Task prompt:
Only a number is required: how many lines of the material contain the word "Forcing"?

[Data excerpts]
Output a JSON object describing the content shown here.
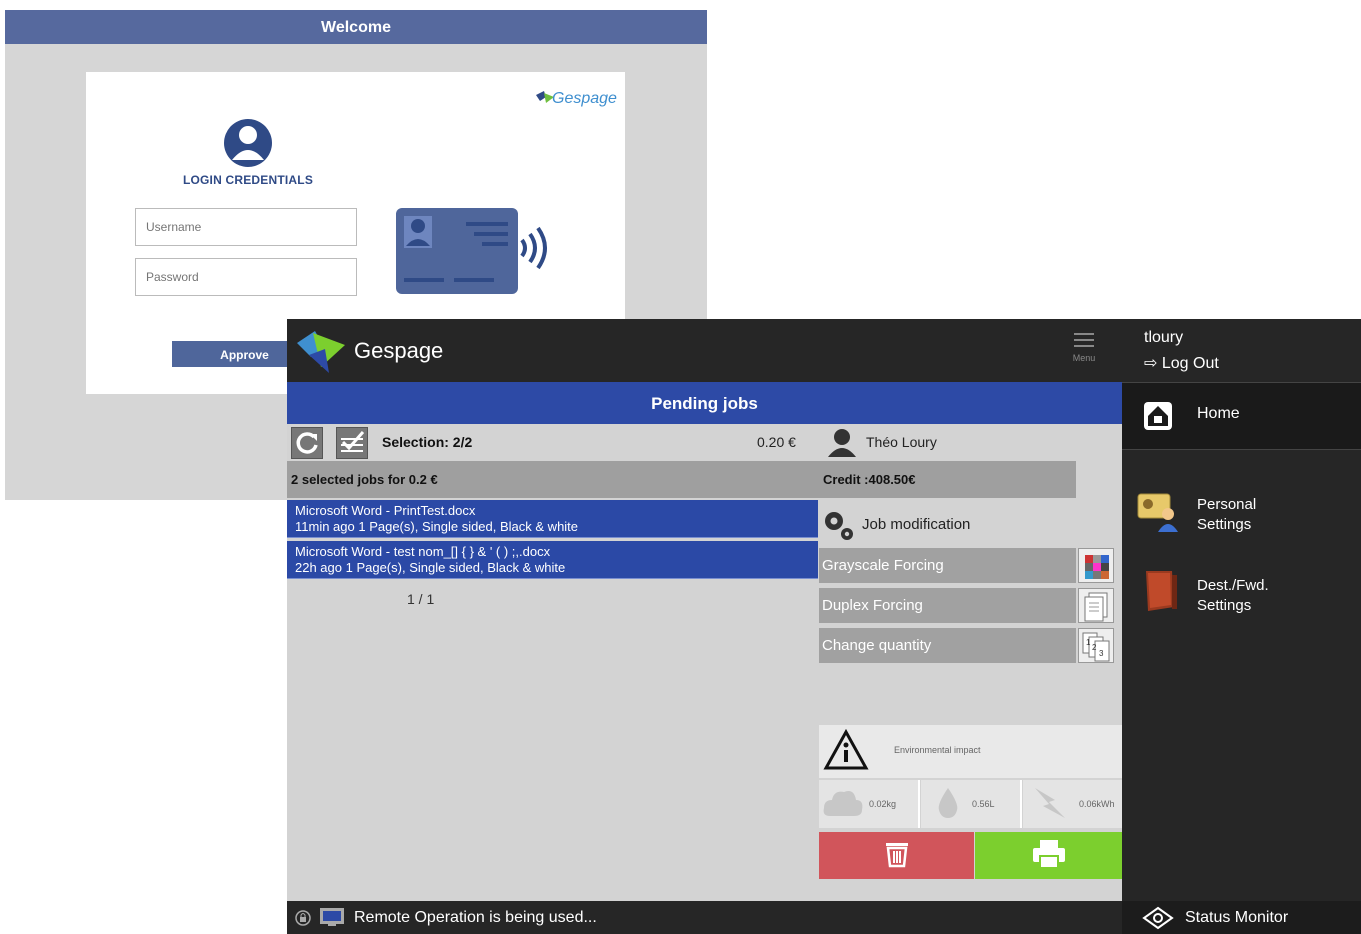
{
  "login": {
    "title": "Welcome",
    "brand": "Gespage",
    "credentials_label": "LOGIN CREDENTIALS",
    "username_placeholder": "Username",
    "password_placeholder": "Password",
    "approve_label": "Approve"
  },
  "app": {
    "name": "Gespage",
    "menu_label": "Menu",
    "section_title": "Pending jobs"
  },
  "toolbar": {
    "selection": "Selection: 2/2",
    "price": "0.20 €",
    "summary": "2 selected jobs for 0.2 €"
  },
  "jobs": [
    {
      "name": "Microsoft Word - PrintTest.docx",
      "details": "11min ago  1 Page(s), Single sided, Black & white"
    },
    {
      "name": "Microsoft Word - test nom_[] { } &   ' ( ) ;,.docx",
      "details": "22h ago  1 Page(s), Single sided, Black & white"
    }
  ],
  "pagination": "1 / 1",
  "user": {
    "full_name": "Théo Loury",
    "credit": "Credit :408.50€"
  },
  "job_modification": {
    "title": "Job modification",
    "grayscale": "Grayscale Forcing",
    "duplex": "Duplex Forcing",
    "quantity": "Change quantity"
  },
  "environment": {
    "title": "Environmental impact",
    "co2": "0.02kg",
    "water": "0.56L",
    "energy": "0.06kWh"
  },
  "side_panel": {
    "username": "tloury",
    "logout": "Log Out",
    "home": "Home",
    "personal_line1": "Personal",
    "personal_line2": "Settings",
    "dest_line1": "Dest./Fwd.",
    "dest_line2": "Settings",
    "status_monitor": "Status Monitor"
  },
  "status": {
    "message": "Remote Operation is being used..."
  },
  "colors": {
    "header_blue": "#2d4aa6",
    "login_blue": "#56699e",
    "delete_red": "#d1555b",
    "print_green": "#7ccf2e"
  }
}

...

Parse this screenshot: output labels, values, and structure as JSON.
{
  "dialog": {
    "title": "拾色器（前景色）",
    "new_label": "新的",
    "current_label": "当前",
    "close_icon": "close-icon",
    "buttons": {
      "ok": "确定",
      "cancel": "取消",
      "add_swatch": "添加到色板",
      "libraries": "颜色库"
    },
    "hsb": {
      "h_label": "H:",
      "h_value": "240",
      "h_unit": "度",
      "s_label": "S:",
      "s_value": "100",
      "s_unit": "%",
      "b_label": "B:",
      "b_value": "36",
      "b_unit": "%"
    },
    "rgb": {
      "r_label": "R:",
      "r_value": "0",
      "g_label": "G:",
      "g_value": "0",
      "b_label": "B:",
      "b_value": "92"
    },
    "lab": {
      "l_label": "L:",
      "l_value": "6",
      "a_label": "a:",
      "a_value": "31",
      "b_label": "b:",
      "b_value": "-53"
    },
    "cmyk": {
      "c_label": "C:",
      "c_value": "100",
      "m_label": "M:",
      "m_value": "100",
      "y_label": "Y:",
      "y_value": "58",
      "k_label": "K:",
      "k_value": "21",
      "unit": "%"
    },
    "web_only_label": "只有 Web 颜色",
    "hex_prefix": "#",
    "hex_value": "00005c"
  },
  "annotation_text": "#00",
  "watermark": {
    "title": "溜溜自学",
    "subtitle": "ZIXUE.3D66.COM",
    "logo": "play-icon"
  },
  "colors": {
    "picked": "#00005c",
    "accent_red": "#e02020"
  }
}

Solved problem:
2